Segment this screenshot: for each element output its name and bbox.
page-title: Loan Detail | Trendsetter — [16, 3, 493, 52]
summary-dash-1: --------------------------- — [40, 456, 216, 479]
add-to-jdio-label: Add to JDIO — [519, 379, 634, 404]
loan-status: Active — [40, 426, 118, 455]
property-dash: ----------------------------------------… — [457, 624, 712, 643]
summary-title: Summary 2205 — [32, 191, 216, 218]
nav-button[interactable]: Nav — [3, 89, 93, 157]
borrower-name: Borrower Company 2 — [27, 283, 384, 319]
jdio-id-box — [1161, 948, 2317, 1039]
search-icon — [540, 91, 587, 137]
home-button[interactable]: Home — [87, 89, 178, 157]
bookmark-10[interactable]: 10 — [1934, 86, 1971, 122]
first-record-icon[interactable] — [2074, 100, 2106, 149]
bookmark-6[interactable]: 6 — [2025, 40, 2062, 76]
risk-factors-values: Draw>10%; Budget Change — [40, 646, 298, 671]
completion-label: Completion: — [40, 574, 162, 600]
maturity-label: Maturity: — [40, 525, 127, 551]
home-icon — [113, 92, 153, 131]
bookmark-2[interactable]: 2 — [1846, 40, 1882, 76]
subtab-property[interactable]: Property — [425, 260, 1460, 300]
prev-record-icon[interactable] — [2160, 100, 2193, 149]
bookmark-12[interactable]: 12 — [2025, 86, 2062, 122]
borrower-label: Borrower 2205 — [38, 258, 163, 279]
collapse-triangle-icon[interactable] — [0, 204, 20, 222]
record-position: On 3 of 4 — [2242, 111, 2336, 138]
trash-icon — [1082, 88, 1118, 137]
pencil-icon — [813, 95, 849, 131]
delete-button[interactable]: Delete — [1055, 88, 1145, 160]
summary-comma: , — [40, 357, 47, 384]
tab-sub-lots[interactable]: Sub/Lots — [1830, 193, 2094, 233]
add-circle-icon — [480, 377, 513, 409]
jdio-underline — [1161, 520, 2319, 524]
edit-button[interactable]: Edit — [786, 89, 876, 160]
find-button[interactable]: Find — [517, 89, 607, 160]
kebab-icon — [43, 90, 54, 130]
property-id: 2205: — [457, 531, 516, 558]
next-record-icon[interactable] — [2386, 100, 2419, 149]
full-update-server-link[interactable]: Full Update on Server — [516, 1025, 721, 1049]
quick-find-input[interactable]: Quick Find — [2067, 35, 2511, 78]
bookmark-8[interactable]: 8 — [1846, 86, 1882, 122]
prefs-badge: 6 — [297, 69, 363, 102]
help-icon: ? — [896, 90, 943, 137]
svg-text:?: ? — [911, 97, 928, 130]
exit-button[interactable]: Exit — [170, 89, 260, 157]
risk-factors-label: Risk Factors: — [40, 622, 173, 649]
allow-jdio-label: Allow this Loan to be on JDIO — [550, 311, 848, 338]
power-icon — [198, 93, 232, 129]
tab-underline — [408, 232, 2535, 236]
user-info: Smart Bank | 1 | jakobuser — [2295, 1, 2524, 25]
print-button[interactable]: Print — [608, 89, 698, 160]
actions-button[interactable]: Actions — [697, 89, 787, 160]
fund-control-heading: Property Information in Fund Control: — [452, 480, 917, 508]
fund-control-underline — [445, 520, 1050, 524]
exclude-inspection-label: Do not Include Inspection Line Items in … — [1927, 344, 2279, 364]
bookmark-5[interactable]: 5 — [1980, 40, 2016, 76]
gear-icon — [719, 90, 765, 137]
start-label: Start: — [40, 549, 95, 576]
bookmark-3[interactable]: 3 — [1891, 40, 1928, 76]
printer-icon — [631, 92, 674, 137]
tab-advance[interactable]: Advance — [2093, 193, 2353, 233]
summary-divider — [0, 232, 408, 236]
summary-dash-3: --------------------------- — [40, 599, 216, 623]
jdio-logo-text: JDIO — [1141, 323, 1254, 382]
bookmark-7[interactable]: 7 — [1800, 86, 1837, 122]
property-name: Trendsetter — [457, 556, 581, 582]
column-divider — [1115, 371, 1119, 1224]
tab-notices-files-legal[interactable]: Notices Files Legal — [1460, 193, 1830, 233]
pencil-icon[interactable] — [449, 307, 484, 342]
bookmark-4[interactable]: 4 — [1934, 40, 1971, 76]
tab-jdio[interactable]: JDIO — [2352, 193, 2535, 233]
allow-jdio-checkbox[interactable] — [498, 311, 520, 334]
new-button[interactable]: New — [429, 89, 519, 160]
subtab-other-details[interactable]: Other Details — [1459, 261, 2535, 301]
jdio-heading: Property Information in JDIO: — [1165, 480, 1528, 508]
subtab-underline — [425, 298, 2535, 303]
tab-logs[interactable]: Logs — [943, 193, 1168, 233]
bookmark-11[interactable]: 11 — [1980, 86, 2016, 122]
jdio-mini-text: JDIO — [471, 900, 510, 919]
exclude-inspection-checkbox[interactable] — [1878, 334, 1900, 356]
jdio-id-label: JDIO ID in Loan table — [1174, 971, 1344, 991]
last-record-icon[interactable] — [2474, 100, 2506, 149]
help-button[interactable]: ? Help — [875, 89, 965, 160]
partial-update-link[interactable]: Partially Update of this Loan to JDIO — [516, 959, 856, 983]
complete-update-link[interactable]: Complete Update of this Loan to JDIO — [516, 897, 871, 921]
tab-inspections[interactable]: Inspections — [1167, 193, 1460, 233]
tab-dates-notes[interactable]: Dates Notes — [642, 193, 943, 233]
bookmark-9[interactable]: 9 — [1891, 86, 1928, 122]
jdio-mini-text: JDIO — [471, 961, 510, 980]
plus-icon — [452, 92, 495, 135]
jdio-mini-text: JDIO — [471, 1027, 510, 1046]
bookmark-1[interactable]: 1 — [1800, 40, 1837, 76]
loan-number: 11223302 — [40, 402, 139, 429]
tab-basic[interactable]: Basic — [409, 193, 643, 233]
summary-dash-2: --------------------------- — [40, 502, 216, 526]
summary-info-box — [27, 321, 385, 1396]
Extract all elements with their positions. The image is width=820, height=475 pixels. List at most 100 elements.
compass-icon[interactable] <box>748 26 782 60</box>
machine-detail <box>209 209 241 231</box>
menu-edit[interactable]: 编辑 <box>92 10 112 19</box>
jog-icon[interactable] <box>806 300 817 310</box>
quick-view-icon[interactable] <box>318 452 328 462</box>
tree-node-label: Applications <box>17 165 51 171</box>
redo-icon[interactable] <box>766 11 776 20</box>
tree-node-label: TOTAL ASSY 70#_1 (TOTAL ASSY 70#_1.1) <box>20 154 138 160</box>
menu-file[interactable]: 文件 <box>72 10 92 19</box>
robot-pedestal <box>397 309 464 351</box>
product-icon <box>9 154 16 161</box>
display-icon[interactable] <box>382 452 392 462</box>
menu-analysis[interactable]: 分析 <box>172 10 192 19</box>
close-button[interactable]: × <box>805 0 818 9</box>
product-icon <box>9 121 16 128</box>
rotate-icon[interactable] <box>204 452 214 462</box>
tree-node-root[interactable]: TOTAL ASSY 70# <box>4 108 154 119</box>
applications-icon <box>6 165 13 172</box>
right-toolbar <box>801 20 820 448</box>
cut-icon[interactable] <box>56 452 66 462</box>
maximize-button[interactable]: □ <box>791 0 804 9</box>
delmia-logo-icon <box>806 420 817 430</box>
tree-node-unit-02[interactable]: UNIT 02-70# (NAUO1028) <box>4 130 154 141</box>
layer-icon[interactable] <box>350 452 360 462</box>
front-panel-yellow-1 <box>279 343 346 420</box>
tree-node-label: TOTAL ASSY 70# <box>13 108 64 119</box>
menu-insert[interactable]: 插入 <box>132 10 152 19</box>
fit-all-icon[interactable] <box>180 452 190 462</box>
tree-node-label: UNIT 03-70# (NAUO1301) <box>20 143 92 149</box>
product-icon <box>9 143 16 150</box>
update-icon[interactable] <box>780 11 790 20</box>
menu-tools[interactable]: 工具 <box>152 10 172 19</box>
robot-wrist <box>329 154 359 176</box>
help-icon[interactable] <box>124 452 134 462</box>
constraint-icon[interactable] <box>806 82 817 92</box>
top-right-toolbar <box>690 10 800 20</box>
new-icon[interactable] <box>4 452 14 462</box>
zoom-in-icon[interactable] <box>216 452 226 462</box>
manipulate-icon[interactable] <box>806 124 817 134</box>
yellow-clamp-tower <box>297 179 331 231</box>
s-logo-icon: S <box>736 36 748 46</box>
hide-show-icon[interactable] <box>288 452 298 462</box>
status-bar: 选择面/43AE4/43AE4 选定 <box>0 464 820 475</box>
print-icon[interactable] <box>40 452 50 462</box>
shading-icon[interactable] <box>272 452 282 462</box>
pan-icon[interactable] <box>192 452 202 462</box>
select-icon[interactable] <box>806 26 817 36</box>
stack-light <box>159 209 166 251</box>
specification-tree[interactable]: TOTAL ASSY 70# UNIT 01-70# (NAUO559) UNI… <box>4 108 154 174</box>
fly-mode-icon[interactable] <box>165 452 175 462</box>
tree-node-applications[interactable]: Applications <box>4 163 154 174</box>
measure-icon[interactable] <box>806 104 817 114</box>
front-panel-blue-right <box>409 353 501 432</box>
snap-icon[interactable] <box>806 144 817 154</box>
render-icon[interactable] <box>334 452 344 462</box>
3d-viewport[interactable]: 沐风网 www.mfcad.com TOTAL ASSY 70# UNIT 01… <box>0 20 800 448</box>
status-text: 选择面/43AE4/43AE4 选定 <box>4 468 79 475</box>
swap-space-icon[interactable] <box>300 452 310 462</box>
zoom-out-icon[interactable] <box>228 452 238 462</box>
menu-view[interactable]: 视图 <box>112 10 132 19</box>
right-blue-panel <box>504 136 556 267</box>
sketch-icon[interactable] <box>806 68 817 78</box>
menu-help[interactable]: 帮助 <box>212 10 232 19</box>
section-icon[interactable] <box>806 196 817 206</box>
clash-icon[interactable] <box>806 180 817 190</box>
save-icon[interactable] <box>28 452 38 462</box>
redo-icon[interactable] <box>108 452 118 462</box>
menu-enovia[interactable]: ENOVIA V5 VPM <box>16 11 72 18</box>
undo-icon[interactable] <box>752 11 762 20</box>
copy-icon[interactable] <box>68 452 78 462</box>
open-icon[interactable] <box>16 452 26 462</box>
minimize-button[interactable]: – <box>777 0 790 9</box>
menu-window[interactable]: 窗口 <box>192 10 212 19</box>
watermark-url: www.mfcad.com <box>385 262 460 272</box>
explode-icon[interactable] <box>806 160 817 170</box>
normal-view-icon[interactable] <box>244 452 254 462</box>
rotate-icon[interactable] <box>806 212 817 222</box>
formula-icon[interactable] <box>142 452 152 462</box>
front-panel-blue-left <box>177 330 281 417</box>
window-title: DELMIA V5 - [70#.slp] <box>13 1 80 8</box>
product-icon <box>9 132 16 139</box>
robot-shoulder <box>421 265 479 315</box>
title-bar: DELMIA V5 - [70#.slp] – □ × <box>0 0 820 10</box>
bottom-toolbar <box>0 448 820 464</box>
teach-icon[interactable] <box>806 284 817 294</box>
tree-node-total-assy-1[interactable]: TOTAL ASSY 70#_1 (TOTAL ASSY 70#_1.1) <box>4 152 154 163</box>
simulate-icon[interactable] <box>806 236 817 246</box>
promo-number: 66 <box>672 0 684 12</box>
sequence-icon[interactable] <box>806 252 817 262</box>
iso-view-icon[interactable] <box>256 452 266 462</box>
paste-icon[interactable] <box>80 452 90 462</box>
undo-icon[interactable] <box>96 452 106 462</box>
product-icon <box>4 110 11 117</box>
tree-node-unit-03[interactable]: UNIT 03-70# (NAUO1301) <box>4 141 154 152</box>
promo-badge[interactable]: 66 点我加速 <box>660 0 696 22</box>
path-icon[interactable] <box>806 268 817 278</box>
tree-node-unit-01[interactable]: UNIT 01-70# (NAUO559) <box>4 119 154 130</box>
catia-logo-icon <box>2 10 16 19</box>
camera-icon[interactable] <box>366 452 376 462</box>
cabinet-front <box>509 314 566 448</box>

• _任务提示_:
把上面从数据开头一直到含有“quick-find-input[interactable]: Quick Find”的那一行为止的所有行，一字不改地照抄一遍，头尾两行都要算上。

• _参考答案_:
Segment this screenshot: for each element output its name and bbox.
page-title: Loan Detail | Trendsetter — [16, 3, 493, 52]
summary-dash-1: --------------------------- — [40, 456, 216, 479]
add-to-jdio-label: Add to JDIO — [519, 379, 634, 404]
loan-status: Active — [40, 426, 118, 455]
property-dash: ----------------------------------------… — [457, 624, 712, 643]
summary-title: Summary 2205 — [32, 191, 216, 218]
nav-button[interactable]: Nav — [3, 89, 93, 157]
borrower-name: Borrower Company 2 — [27, 283, 384, 319]
jdio-id-box — [1161, 948, 2317, 1039]
search-icon — [540, 91, 587, 137]
home-button[interactable]: Home — [87, 89, 178, 157]
bookmark-10[interactable]: 10 — [1934, 86, 1971, 122]
first-record-icon[interactable] — [2074, 100, 2106, 149]
bookmark-6[interactable]: 6 — [2025, 40, 2062, 76]
risk-factors-values: Draw>10%; Budget Change — [40, 646, 298, 671]
completion-label: Completion: — [40, 574, 162, 600]
maturity-label: Maturity: — [40, 525, 127, 551]
home-icon — [113, 92, 153, 131]
bookmark-2[interactable]: 2 — [1846, 40, 1882, 76]
subtab-property[interactable]: Property — [425, 260, 1460, 300]
prev-record-icon[interactable] — [2160, 100, 2193, 149]
bookmark-12[interactable]: 12 — [2025, 86, 2062, 122]
borrower-label: Borrower 2205 — [38, 258, 163, 279]
collapse-triangle-icon[interactable] — [0, 204, 20, 222]
record-position: On 3 of 4 — [2242, 111, 2336, 138]
trash-icon — [1082, 88, 1118, 137]
pencil-icon — [813, 95, 849, 131]
delete-button[interactable]: Delete — [1055, 88, 1145, 160]
summary-comma: , — [40, 357, 47, 384]
tab-sub-lots[interactable]: Sub/Lots — [1830, 193, 2094, 233]
add-circle-icon — [480, 377, 513, 409]
jdio-underline — [1161, 520, 2319, 524]
edit-button[interactable]: Edit — [786, 89, 876, 160]
find-button[interactable]: Find — [517, 89, 607, 160]
kebab-icon — [43, 90, 54, 130]
property-id: 2205: — [457, 531, 516, 558]
next-record-icon[interactable] — [2386, 100, 2419, 149]
full-update-server-link[interactable]: Full Update on Server — [516, 1025, 721, 1049]
quick-find-input[interactable]: Quick Find — [2067, 35, 2511, 78]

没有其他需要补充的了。